Print the listing below exactly.

_ _ _ _ _

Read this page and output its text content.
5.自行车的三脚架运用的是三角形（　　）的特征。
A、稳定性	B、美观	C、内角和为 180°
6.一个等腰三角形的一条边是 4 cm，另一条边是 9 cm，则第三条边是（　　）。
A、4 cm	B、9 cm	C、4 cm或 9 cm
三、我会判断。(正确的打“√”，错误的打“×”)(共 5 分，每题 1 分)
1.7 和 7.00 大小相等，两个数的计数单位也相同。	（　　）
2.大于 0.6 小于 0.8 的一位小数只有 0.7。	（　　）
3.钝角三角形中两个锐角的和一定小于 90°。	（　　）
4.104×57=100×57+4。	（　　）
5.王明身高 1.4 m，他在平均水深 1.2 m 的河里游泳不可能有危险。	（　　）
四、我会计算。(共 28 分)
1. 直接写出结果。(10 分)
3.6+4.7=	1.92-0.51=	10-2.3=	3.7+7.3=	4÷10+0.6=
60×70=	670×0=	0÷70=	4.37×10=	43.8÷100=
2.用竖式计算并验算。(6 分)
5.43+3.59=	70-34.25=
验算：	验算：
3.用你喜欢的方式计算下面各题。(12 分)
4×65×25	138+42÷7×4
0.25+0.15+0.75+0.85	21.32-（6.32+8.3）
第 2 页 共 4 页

_ _ _ _ _

§ **Finished exercise**:
Read this page and output its text content.
5.自行车的三脚架运用的是三角形（　　）的特征。
A、稳定性	B、美观	C、内角和为 180°
6.一个等腰三角形的一条边是 4 cm，另一条边是 9 cm，则第三条边是（　　）。
A、4 cm	B、9 cm	C、4 cm或 9 cm
三、我会判断。(正确的打“√”，错误的打“×”)(共 5 分，每题 1 分)
1.7 和 7.00 大小相等，两个数的计数单位也相同。	（　　）
2.大于 0.6 小于 0.8 的一位小数只有 0.7。	（　　）
3.钝角三角形中两个锐角的和一定小于 90°。	（　　）
4.104×57=100×57+4。	（　　）
5.王明身高 1.4 m，他在平均水深 1.2 m 的河里游泳不可能有危险。	（　　）
四、我会计算。(共 28 分)
1. 直接写出结果。(10 分)
3.6+4.7=	1.92-0.51=	10-2.3=	3.7+7.3=	4÷10+0.6=
60×70=	670×0=	0÷70=	4.37×10=	43.8÷100=
2.用竖式计算并验算。(6 分)
5.43+3.59=	70-34.25=
验算：	验算：
3.用你喜欢的方式计算下面各题。(12 分)
4×65×25	138+42÷7×4
0.25+0.15+0.75+0.85	21.32-（6.32+8.3）
第 2 页 共 4 页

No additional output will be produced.